> _AIM_: Here are some records; copy every line that holds the word "wisse".

> _PROVIDED ENTRIES_:
_ _ _ _ _

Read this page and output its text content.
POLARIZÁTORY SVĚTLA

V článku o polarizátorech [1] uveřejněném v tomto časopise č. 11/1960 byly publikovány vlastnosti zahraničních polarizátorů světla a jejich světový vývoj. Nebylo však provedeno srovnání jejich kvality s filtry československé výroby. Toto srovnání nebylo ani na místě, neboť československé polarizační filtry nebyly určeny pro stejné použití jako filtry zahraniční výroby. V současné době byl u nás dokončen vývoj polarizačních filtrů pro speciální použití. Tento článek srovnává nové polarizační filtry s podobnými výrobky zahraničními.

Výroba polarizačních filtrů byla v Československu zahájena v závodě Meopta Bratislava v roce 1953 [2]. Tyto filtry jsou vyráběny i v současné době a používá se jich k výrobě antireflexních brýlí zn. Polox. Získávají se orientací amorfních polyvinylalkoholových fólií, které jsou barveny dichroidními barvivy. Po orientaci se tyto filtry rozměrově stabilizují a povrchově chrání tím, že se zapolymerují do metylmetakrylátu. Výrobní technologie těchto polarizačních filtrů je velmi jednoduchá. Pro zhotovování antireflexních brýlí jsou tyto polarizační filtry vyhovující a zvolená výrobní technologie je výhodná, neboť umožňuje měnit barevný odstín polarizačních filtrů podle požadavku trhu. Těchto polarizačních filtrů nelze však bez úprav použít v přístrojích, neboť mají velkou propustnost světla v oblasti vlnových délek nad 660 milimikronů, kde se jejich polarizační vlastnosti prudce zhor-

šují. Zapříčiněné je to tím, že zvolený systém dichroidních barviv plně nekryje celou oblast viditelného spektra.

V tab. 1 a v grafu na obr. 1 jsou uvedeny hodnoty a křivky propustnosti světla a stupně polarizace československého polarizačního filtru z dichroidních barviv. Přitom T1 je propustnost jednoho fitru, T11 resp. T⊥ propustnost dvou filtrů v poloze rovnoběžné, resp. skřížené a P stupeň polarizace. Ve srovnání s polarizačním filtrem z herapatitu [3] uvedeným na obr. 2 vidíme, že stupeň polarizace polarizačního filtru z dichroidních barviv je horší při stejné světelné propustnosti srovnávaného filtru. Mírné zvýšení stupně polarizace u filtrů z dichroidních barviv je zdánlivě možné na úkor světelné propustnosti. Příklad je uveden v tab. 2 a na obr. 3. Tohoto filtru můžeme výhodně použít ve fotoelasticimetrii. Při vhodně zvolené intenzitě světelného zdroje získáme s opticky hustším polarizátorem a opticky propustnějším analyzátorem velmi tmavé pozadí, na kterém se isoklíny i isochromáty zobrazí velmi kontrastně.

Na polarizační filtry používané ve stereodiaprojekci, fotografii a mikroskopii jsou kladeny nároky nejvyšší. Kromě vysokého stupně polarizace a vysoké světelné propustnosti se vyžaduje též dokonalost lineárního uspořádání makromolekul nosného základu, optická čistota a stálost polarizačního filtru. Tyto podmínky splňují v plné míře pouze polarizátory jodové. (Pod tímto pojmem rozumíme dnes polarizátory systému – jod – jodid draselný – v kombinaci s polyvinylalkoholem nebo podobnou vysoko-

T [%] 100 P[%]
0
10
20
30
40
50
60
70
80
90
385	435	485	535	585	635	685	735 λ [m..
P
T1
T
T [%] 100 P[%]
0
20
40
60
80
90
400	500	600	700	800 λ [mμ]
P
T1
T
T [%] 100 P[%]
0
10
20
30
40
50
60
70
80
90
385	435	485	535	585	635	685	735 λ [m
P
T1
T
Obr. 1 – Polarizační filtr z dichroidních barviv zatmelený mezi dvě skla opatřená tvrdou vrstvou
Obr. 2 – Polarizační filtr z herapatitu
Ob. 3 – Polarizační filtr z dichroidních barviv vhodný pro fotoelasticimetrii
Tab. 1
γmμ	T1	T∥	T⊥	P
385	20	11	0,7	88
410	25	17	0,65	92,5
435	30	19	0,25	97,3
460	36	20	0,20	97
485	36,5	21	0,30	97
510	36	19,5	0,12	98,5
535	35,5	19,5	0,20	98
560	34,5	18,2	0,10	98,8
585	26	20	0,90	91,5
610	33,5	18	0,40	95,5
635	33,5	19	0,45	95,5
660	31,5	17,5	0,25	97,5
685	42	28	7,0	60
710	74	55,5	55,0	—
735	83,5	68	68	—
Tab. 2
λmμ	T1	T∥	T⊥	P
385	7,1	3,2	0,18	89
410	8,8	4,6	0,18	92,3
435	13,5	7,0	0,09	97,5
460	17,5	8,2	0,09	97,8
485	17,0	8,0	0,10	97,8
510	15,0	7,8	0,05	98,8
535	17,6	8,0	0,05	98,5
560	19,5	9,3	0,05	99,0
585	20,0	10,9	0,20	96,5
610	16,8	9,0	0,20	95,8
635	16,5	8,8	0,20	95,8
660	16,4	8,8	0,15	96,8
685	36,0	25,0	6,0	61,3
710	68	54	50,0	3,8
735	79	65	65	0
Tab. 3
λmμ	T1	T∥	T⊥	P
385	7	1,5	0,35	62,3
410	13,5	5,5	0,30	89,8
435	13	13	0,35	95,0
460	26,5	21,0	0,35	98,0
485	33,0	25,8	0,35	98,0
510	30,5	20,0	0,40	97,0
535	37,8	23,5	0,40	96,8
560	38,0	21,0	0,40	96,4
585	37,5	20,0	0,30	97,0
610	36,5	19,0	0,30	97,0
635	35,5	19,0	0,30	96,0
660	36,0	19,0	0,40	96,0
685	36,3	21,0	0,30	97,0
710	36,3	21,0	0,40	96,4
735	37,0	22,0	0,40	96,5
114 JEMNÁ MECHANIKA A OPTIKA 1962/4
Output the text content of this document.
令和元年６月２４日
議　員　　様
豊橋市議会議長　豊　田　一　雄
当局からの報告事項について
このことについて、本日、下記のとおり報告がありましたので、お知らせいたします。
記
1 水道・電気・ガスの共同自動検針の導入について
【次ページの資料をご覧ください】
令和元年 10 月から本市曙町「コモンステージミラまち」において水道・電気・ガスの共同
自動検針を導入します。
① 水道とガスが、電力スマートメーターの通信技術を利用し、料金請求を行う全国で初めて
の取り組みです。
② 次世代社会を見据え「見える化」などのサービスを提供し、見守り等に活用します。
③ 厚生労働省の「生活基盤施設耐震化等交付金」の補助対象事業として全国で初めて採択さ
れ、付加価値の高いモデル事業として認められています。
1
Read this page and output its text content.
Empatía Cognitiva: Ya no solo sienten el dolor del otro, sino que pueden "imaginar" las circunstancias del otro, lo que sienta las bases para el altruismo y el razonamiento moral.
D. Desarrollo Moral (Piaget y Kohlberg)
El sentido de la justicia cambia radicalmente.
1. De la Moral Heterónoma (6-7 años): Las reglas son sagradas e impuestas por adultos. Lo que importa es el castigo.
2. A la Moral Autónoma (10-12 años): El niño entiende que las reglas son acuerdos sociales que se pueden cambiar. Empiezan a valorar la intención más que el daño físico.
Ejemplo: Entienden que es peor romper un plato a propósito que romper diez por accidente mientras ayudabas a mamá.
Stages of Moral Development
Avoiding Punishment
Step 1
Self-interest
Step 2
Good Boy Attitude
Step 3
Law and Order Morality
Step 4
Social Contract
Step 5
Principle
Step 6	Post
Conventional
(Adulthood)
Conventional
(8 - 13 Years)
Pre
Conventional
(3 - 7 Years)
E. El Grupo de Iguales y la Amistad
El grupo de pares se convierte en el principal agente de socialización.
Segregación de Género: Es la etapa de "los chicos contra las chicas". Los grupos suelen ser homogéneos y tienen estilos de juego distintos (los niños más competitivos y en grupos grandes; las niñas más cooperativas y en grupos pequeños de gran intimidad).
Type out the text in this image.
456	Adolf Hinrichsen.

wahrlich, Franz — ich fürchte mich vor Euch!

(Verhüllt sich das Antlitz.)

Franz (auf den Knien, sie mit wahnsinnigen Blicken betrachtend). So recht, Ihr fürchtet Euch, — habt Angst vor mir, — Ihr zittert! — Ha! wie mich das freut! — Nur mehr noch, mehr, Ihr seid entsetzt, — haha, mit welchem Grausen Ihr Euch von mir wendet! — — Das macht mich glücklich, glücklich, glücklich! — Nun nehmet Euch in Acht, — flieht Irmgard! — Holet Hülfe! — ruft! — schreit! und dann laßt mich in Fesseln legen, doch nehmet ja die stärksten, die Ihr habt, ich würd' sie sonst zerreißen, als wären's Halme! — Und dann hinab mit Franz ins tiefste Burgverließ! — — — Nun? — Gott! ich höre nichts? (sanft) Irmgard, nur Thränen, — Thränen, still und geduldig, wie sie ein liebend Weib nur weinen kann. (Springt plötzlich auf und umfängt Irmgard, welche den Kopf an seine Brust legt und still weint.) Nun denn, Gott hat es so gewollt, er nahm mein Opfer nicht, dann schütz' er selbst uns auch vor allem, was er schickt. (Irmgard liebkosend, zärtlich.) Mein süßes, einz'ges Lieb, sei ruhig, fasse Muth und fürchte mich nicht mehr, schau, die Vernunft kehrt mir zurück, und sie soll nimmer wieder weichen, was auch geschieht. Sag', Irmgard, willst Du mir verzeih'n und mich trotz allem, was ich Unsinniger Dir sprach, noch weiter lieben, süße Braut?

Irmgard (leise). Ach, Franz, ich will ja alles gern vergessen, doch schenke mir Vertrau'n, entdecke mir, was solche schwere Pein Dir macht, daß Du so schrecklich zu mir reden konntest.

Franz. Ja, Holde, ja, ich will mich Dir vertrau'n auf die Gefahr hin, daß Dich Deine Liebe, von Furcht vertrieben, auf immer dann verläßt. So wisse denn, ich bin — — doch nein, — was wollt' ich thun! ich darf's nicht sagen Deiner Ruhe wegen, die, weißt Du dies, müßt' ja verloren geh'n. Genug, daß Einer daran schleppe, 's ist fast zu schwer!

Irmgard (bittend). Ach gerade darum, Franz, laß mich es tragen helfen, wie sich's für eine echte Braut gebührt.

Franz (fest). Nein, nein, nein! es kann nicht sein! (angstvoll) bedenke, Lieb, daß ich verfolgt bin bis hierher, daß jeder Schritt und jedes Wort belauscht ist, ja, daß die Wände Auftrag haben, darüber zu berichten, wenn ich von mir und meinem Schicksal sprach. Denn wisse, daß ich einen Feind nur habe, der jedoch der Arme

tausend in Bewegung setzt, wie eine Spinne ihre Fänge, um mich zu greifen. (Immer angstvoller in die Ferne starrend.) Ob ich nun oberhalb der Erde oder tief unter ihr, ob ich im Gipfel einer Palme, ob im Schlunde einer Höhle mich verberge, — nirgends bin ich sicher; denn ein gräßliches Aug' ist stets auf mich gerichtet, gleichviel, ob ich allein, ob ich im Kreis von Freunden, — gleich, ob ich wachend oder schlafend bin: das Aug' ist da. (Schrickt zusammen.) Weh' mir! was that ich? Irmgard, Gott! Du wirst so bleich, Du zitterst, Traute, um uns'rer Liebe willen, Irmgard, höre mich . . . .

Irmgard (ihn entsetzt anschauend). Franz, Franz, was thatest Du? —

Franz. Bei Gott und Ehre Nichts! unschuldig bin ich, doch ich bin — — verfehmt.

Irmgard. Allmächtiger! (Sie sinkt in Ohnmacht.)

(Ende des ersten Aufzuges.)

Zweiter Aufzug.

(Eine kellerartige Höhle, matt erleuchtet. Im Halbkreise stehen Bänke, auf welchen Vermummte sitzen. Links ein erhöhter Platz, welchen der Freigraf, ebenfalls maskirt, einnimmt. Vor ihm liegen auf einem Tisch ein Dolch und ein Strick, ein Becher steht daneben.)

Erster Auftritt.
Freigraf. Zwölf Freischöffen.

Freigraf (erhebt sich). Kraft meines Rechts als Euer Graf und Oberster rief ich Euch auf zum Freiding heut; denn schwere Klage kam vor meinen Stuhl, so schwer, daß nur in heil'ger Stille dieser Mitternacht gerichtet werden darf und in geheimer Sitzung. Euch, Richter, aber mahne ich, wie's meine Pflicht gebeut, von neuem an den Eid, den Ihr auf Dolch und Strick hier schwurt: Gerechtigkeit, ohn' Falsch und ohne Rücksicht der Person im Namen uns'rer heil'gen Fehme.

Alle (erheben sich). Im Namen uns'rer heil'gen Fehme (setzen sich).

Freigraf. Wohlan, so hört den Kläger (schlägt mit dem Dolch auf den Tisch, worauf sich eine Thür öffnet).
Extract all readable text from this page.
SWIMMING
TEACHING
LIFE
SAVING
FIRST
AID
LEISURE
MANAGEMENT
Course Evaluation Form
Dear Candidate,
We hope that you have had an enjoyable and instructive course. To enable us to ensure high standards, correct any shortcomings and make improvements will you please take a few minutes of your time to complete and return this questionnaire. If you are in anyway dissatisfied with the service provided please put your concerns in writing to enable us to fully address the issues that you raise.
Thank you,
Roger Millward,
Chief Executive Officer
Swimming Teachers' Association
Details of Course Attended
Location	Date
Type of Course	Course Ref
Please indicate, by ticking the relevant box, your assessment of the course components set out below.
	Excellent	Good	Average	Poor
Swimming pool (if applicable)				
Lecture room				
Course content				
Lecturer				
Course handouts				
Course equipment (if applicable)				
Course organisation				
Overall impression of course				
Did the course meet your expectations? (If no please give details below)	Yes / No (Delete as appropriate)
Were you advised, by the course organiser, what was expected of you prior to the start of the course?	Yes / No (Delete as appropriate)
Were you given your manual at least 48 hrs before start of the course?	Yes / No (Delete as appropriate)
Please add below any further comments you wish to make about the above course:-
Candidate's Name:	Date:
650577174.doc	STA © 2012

_ _ _ _ _

> _RIGHT ANSWER_:
Franz. Ja, Holde, ja, ich will mich Dir vertrau'n auf die Gefahr hin, daß Dich Deine Liebe, von Furcht vertrieben, auf immer dann verläßt. So wisse denn, ich bin — — doch nein, — was wollt' ich thun! ich darf's nicht sagen Deiner Ruhe wegen, die, weißt Du dies, müßt' ja verloren geh'n. Genug, daß Einer daran schleppe, 's ist fast zu schwer!
Franz (fest). Nein, nein, nein! es kann nicht sein! (angstvoll) bedenke, Lieb, daß ich verfolgt bin bis hierher, daß jeder Schritt und jedes Wort belauscht ist, ja, daß die Wände Auftrag haben, darüber zu berichten, wenn ich von mir und meinem Schicksal sprach. Denn wisse, daß ich einen Feind nur habe, der jedoch der Arme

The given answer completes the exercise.